[Collection entries]
****************

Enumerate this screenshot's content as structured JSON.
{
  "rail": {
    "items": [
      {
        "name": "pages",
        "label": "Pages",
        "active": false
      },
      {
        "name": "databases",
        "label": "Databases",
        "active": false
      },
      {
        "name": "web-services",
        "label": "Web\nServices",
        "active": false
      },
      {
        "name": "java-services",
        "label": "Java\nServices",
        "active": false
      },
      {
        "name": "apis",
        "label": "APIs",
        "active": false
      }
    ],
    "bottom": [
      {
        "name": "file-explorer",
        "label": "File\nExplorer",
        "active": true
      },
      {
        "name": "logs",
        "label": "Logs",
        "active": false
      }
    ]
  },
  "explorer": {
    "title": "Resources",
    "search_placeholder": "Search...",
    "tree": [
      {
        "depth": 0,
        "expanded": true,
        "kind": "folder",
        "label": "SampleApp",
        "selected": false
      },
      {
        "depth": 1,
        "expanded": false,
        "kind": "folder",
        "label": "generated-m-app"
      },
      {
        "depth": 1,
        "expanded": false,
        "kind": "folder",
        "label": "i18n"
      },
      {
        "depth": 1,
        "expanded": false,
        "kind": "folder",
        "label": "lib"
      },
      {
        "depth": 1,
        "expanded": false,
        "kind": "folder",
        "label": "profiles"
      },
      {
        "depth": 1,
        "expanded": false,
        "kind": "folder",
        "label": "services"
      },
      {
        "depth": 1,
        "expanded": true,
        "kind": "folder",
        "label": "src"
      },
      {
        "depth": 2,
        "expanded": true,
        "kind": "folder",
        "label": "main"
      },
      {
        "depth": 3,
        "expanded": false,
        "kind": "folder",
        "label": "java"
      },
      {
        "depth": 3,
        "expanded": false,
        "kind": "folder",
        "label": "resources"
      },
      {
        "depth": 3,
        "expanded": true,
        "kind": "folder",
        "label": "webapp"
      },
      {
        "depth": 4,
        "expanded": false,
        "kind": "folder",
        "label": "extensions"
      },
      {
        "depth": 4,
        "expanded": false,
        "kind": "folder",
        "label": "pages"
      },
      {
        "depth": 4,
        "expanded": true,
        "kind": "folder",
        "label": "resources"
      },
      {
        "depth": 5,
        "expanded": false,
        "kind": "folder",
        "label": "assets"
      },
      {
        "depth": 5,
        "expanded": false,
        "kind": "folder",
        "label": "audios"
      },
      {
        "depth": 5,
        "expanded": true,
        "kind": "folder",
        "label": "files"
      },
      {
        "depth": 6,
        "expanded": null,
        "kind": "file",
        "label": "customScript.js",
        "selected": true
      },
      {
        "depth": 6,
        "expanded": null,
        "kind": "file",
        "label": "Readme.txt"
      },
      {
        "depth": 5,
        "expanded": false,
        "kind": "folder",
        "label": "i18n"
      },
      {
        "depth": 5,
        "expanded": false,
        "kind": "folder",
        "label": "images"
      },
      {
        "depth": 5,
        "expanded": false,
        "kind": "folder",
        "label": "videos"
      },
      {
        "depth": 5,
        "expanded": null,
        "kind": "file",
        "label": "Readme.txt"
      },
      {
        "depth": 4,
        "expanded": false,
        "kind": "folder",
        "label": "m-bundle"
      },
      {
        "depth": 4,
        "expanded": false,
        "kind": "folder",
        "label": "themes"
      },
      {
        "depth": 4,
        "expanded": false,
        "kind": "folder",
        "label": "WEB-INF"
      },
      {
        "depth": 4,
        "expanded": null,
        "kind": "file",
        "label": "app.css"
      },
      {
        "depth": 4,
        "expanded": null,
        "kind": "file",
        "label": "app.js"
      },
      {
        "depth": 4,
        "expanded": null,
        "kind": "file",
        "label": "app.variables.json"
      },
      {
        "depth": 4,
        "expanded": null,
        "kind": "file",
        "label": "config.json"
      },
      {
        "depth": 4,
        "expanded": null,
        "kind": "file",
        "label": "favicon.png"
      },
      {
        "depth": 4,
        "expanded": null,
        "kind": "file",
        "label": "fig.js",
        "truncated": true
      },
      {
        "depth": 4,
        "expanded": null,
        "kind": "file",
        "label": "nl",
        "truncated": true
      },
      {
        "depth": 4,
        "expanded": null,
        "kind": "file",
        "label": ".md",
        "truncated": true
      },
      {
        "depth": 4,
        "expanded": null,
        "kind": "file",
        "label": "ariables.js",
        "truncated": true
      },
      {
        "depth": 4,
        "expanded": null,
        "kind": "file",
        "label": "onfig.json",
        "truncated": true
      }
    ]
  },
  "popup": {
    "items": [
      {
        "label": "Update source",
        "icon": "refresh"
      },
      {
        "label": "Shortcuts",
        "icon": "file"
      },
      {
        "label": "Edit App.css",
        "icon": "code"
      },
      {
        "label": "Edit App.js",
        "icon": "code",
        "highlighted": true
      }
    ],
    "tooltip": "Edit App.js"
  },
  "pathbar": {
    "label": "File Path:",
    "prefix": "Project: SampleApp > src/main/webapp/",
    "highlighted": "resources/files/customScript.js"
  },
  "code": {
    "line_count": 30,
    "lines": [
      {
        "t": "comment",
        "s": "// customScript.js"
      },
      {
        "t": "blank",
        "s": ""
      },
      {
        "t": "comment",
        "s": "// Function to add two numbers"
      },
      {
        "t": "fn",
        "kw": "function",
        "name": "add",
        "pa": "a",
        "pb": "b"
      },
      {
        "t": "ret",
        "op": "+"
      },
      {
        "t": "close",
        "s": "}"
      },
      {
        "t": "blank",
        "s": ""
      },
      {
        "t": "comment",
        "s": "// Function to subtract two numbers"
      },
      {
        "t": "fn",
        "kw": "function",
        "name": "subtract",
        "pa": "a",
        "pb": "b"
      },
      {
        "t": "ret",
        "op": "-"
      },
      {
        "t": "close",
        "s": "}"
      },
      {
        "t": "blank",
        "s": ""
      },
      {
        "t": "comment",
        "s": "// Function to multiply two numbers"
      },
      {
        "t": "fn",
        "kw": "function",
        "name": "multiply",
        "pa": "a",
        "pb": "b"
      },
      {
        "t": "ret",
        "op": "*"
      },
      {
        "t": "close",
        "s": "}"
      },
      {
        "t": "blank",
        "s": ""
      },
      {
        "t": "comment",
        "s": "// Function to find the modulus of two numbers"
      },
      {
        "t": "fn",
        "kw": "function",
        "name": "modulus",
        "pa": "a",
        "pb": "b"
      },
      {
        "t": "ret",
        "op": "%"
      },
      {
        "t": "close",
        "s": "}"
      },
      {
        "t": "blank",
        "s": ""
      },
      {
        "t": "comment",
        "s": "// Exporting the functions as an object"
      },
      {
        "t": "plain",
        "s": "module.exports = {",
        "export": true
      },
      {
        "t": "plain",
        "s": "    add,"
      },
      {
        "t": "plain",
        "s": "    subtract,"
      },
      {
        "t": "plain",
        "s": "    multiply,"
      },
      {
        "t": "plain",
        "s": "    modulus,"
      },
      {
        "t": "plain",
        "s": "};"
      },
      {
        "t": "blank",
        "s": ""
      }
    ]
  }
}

****************

Print the material once more, exactly.

▶ [TASK SOLUTION]:
Enumerate this screenshot's content as structured JSON.
{
  "rail": {
    "items": [
      {
        "name": "pages",
        "label": "Pages",
        "active": false
      },
      {
        "name": "databases",
        "label": "Databases",
        "active": false
      },
      {
        "name": "web-services",
        "label": "Web\nServices",
        "active": false
      },
      {
        "name": "java-services",
        "label": "Java\nServices",
        "active": false
      },
      {
        "name": "apis",
        "label": "APIs",
        "active": false
      }
    ],
    "bottom": [
      {
        "name": "file-explorer",
        "label": "File\nExplorer",
        "active": true
      },
      {
        "name": "logs",
        "label": "Logs",
        "active": false
      }
    ]
  },
  "explorer": {
    "title": "Resources",
    "search_placeholder": "Search...",
    "tree": [
      {
        "depth": 0,
        "expanded": true,
        "kind": "folder",
        "label": "SampleApp",
        "selected": false
      },
      {
        "depth": 1,
        "expanded": false,
        "kind": "folder",
        "label": "generated-m-app"
      },
      {
        "depth": 1,
        "expanded": false,
        "kind": "folder",
        "label": "i18n"
      },
      {
        "depth": 1,
        "expanded": false,
        "kind": "folder",
        "label": "lib"
      },
      {
        "depth": 1,
        "expanded": false,
        "kind": "folder",
        "label": "profiles"
      },
      {
        "depth": 1,
        "expanded": false,
        "kind": "folder",
        "label": "services"
      },
      {
        "depth": 1,
        "expanded": true,
        "kind": "folder",
        "label": "src"
      },
      {
        "depth": 2,
        "expanded": true,
        "kind": "folder",
        "label": "main"
      },
      {
        "depth": 3,
        "expanded": false,
        "kind": "folder",
        "label": "java"
      },
      {
        "depth": 3,
        "expanded": false,
        "kind": "folder",
        "label": "resources"
      },
      {
        "depth": 3,
        "expanded": true,
        "kind": "folder",
        "label": "webapp"
      },
      {
        "depth": 4,
        "expanded": false,
        "kind": "folder",
        "label": "extensions"
      },
      {
        "depth": 4,
        "expanded": false,
        "kind": "folder",
        "label": "pages"
      },
      {
        "depth": 4,
        "expanded": true,
        "kind": "folder",
        "label": "resources"
      },
      {
        "depth": 5,
        "expanded": false,
        "kind": "folder",
        "label": "assets"
      },
      {
        "depth": 5,
        "expanded": false,
        "kind": "folder",
        "label": "audios"
      },
      {
        "depth": 5,
        "expanded": true,
        "kind": "folder",
        "label": "files"
      },
      {
        "depth": 6,
        "expanded": null,
        "kind": "file",
        "label": "customScript.js",
        "selected": true
      },
      {
        "depth": 6,
        "expanded": null,
        "kind": "file",
        "label": "Readme.txt"
      },
      {
        "depth": 5,
        "expanded": false,
        "kind": "folder",
        "label": "i18n"
      },
      {
        "depth": 5,
        "expanded": false,
        "kind": "folder",
        "label": "images"
      },
      {
        "depth": 5,
        "expanded": false,
        "kind": "folder",
        "label": "videos"
      },
      {
        "depth": 5,
        "expanded": null,
        "kind": "file",
        "label": "Readme.txt"
      },
      {
        "depth": 4,
        "expanded": false,
        "kind": "folder",
        "label": "m-bundle"
      },
      {
        "depth": 4,
        "expanded": false,
        "kind": "folder",
        "label": "themes"
      },
      {
        "depth": 4,
        "expanded": false,
        "kind": "folder",
        "label": "WEB-INF"
      },
      {
        "depth": 4,
        "expanded": null,
        "kind": "file",
        "label": "app.css"
      },
      {
        "depth": 4,
        "expanded": null,
        "kind": "file",
        "label": "app.js"
      },
      {
        "depth": 4,
        "expanded": null,
        "kind": "file",
        "label": "app.variables.json"
      },
      {
        "depth": 4,
        "expanded": null,
        "kind": "file",
        "label": "config.json"
      },
      {
        "depth": 4,
        "expanded": null,
        "kind": "file",
        "label": "favicon.png"
      },
      {
        "depth": 4,
        "expanded": null,
        "kind": "file",
        "label": "fig.js",
        "truncated": true
      },
      {
        "depth": 4,
        "expanded": null,
        "kind": "file",
        "label": "nl",
        "truncated": true
      },
      {
        "depth": 4,
        "expanded": null,
        "kind": "file",
        "label": ".md",
        "truncated": true
      },
      {
        "depth": 4,
        "expanded": null,
        "kind": "file",
        "label": "ariables.js",
        "truncated": true
      },
      {
        "depth": 4,
        "expanded": null,
        "kind": "file",
        "label": "onfig.json",
        "truncated": true
      }
    ]
  },
  "popup": {
    "items": [
      {
        "label": "Update source",
        "icon": "refresh"
      },
      {
        "label": "Shortcuts",
        "icon": "file"
      },
      {
        "label": "Edit App.css",
        "icon": "code"
      },
      {
        "label": "Edit App.js",
        "icon": "code",
        "highlighted": true
      }
    ],
    "tooltip": "Edit App.js"
  },
  "pathbar": {
    "label": "File Path:",
    "prefix": "Project: SampleApp > src/main/webapp/",
    "highlighted": "resources/files/customScript.js"
  },
  "code": {
    "line_count": 30,
    "lines": [
      {
        "t": "comment",
        "s": "// customScript.js"
      },
      {
        "t": "blank",
        "s": ""
      },
      {
        "t": "comment",
        "s": "// Function to add two numbers"
      },
      {
        "t": "fn",
        "kw": "function",
        "name": "add",
        "pa": "a",
        "pb": "b"
      },
      {
        "t": "ret",
        "op": "+"
      },
      {
        "t": "close",
        "s": "}"
      },
      {
        "t": "blank",
        "s": ""
      },
      {
        "t": "comment",
        "s": "// Function to subtract two numbers"
      },
      {
        "t": "fn",
        "kw": "function",
        "name": "subtract",
        "pa": "a",
        "pb": "b"
      },
      {
        "t": "ret",
        "op": "-"
      },
      {
        "t": "close",
        "s": "}"
      },
      {
        "t": "blank",
        "s": ""
      },
      {
        "t": "comment",
        "s": "// Function to multiply two numbers"
      },
      {
        "t": "fn",
        "kw": "function",
        "name": "multiply",
        "pa": "a",
        "pb": "b"
      },
      {
        "t": "ret",
        "op": "*"
      },
      {
        "t": "close",
        "s": "}"
      },
      {
        "t": "blank",
        "s": ""
      },
      {
        "t": "comment",
        "s": "// Function to find the modulus of two numbers"
      },
      {
        "t": "fn",
        "kw": "function",
        "name": "modulus",
        "pa": "a",
        "pb": "b"
      },
      {
        "t": "ret",
        "op": "%"
      },
      {
        "t": "close",
        "s": "}"
      },
      {
        "t": "blank",
        "s": ""
      },
      {
        "t": "comment",
        "s": "// Exporting the functions as an object"
      },
      {
        "t": "plain",
        "s": "module.exports = {",
        "export": true
      },
      {
        "t": "plain",
        "s": "    add,"
      },
      {
        "t": "plain",
        "s": "    subtract,"
      },
      {
        "t": "plain",
        "s": "    multiply,"
      },
      {
        "t": "plain",
        "s": "    modulus,"
      },
      {
        "t": "plain",
        "s": "};"
      },
      {
        "t": "blank",
        "s": ""
      }
    ]
  }
}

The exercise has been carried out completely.